++++ DATASET RECORDS

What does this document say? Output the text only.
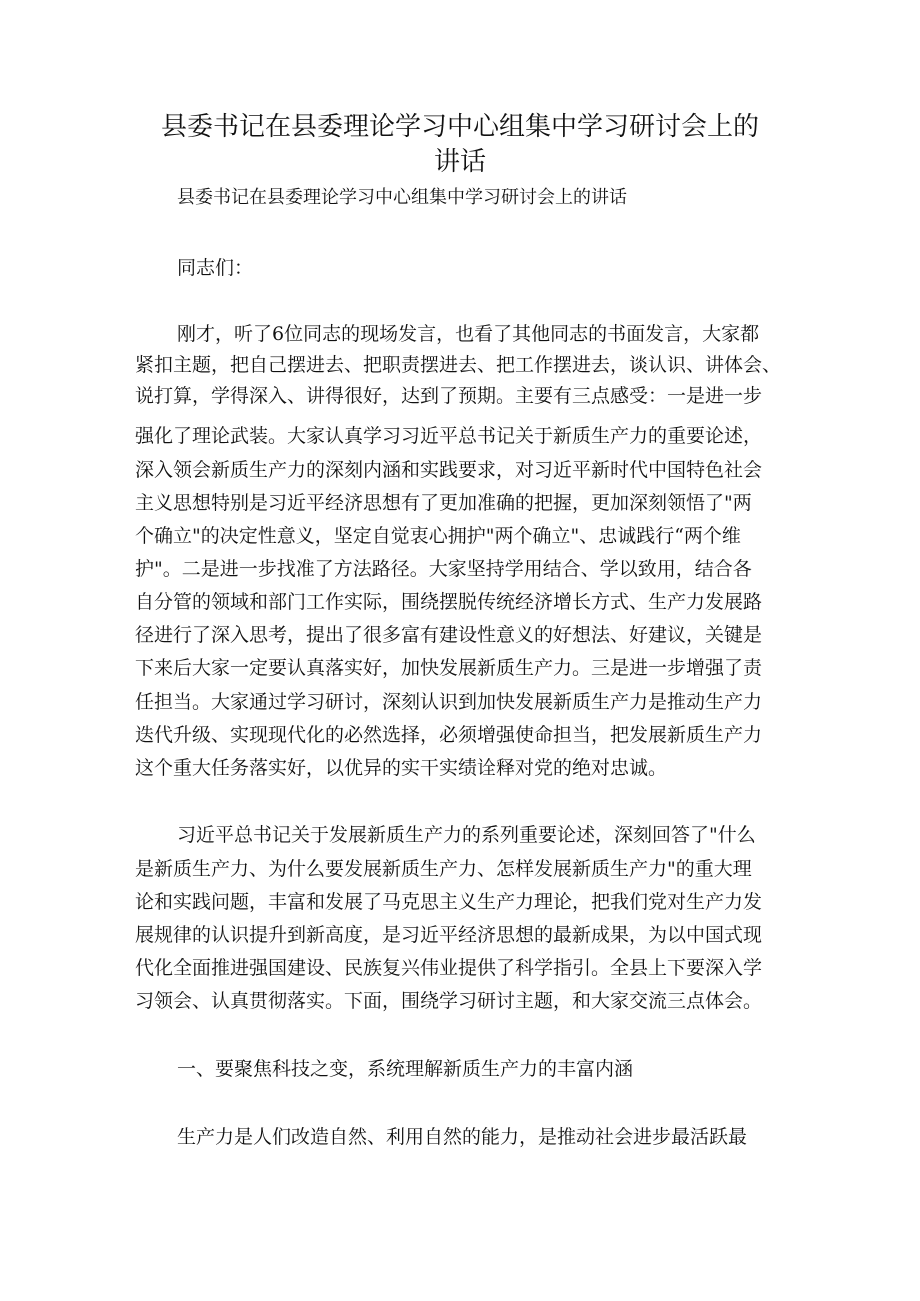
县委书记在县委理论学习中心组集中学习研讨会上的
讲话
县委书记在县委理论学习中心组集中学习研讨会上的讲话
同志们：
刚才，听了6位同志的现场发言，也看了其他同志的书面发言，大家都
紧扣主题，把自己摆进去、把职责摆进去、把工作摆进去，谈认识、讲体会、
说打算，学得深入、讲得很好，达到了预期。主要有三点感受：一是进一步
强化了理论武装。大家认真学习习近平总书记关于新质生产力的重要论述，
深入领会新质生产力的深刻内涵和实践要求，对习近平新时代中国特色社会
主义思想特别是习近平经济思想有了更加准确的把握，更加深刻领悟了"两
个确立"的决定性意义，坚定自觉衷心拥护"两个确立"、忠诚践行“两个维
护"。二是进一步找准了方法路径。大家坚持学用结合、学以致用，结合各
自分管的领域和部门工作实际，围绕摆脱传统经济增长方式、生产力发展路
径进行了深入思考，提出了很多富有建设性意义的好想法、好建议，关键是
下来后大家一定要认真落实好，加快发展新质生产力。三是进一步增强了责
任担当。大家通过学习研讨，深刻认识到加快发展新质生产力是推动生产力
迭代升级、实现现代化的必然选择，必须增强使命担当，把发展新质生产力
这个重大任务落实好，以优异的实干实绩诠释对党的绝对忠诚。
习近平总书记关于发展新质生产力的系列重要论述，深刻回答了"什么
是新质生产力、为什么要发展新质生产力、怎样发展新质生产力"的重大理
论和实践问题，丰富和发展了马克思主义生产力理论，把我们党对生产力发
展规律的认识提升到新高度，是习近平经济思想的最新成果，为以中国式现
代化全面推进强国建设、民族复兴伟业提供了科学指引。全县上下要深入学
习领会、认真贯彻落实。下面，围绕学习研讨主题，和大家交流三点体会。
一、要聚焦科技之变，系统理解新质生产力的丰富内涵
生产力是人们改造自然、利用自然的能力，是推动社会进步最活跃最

++++++++
++++ DATASET RECORDS

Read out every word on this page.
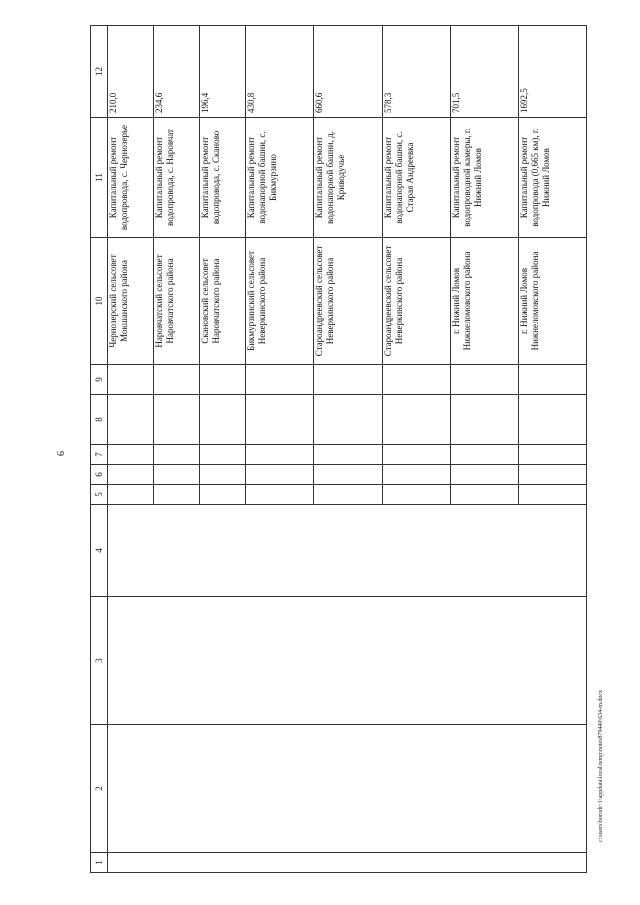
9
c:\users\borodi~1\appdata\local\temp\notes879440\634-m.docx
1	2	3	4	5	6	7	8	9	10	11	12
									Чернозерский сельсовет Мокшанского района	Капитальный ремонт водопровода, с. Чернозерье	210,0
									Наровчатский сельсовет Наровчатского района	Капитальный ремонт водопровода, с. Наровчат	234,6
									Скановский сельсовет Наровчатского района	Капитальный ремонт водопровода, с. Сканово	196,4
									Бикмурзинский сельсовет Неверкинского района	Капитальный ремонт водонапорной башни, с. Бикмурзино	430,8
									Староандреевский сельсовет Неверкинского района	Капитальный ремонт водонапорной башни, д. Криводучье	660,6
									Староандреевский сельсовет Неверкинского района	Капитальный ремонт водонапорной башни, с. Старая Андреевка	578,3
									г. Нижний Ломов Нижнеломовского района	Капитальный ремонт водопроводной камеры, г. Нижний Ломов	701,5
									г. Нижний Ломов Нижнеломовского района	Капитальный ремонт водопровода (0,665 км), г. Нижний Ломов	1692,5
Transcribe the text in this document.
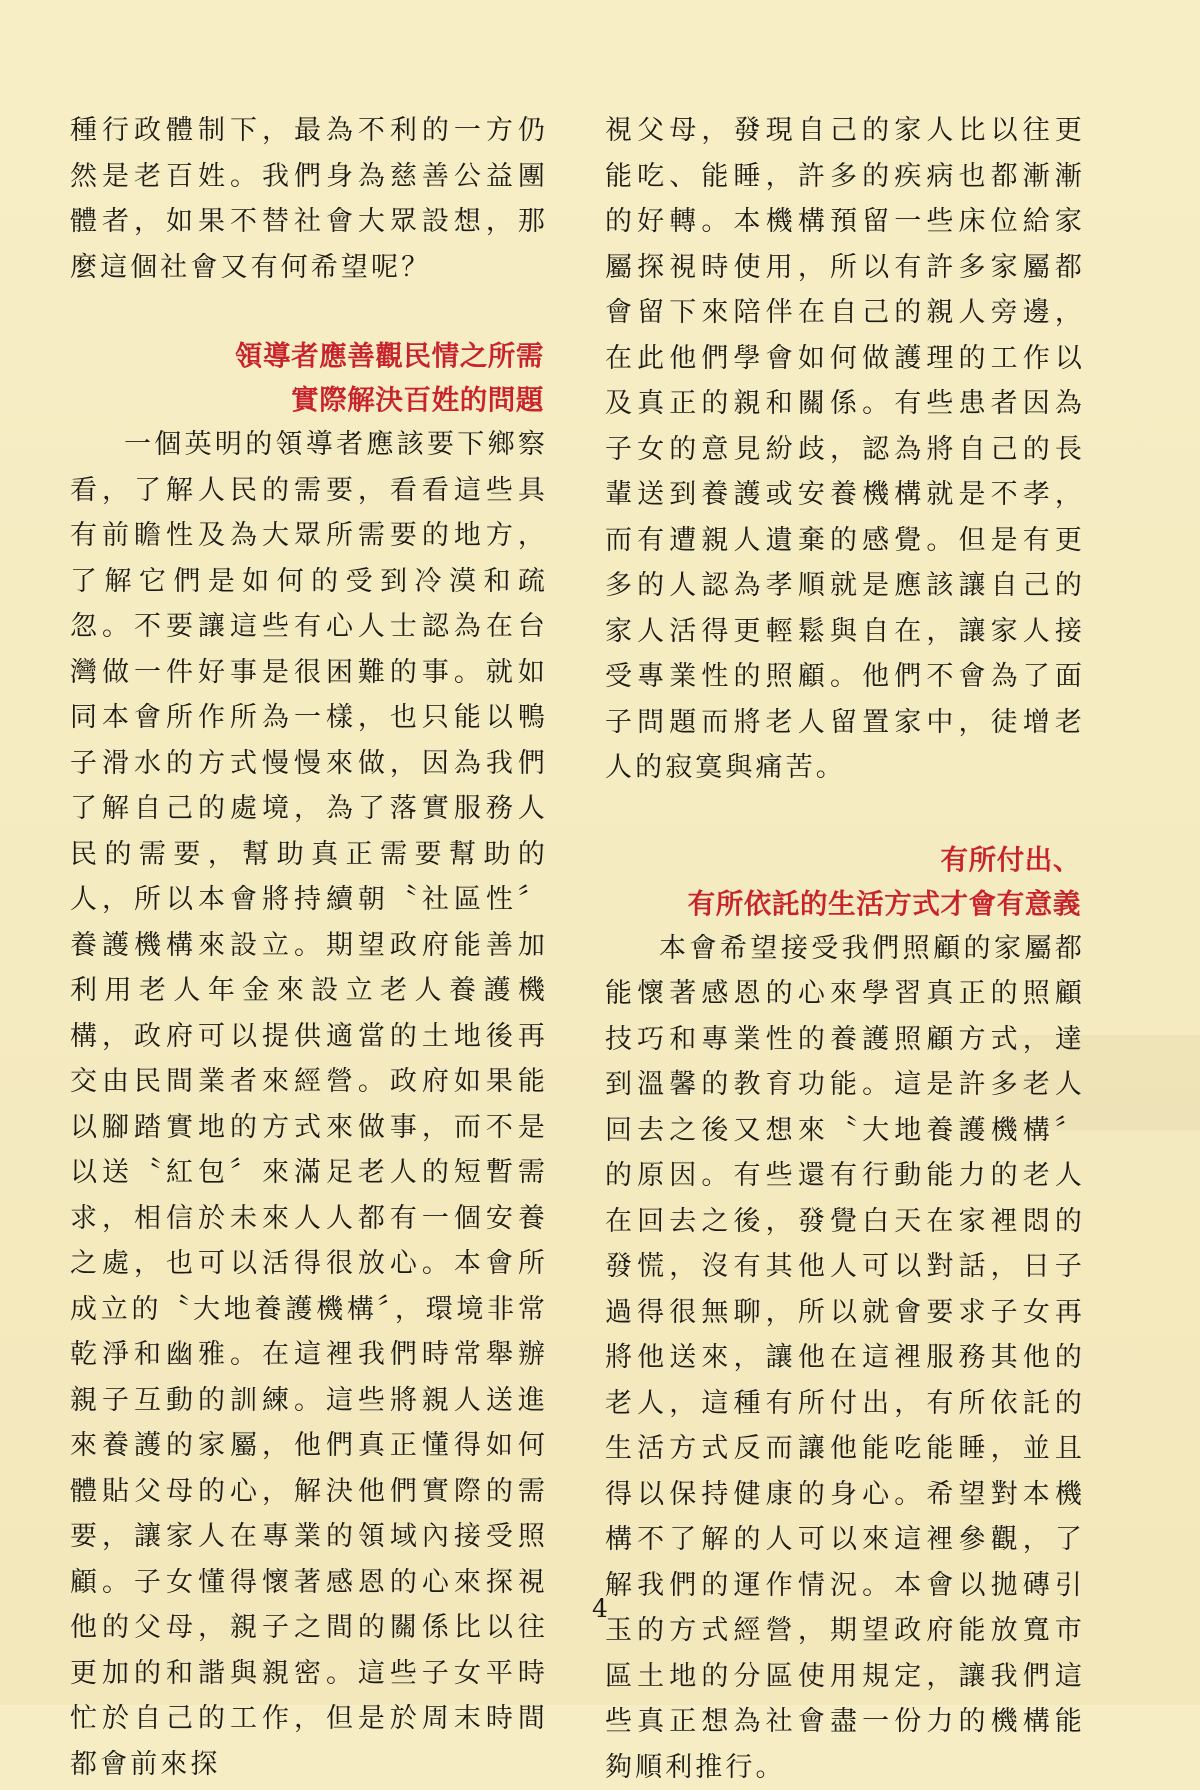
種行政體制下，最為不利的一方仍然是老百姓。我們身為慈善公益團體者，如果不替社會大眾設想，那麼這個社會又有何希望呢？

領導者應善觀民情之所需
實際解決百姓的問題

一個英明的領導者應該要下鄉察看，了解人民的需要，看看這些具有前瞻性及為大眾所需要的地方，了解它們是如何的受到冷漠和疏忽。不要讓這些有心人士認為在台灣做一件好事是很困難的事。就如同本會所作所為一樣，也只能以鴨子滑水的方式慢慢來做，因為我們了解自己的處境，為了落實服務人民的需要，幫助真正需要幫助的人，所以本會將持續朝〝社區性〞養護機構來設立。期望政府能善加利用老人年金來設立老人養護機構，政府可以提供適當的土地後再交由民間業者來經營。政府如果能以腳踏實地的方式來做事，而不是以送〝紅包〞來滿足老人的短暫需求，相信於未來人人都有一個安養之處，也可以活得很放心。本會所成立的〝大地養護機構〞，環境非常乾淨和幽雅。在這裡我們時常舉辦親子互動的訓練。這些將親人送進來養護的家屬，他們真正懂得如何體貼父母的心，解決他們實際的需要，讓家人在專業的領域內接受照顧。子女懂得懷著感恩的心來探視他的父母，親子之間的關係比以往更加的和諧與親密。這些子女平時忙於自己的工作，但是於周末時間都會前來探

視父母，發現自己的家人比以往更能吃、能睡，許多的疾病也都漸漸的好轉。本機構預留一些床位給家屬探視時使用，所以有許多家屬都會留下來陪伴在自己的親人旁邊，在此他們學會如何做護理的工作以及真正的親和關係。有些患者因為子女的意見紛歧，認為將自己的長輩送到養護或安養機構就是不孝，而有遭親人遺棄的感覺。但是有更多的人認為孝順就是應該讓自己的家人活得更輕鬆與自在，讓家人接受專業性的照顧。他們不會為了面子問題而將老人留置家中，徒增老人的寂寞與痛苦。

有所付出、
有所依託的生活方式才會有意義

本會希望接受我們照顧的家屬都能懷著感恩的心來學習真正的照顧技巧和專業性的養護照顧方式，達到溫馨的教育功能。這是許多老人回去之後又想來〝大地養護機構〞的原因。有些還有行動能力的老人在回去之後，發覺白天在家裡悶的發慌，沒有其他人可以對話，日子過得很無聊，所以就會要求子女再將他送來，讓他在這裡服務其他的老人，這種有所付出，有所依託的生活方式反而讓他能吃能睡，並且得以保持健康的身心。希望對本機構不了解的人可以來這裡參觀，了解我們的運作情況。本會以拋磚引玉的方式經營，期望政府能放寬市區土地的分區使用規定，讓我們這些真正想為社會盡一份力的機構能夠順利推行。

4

++++++++
++++ DATASET RECORDS

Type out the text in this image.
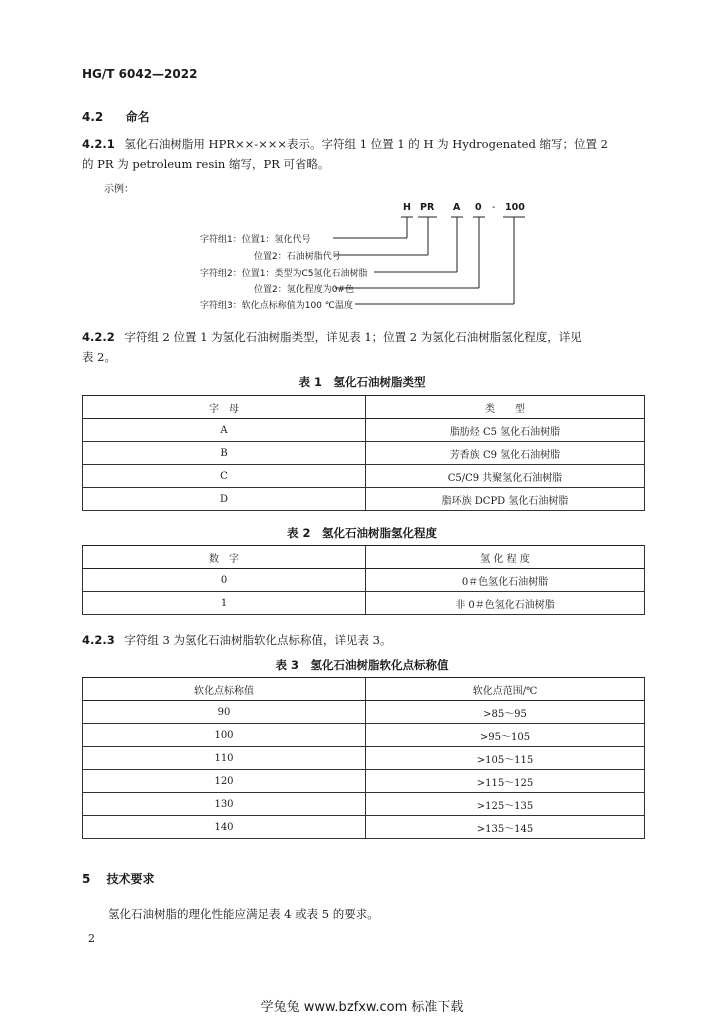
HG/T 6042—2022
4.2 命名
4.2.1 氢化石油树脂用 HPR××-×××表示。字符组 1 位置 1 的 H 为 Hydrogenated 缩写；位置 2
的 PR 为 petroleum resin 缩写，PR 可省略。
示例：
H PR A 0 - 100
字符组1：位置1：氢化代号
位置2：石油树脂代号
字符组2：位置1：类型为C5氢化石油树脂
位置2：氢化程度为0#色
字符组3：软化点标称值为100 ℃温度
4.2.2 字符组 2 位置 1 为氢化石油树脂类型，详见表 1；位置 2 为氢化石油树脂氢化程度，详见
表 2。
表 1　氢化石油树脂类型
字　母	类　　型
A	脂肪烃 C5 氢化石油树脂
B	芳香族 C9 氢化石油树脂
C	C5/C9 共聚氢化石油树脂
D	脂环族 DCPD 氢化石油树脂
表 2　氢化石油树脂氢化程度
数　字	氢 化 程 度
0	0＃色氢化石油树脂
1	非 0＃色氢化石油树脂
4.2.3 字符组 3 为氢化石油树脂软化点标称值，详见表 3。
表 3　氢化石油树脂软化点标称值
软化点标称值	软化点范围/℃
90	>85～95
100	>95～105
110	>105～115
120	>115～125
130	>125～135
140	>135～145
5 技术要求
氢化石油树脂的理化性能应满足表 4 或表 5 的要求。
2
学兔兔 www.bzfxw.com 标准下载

++++++++

* **TASK TO CARRY OUT**
Check each line above for "Нижний" and return the ones that have it.

* **WRITTEN ANSWER**
									г. Нижний Ломов Нижнеломовского района	Капитальный ремонт водопроводной камеры, г. Нижний Ломов	701,5
									г. Нижний Ломов Нижнеломовского района	Капитальный ремонт водопровода (0,665 км), г. Нижний Ломов	1692,5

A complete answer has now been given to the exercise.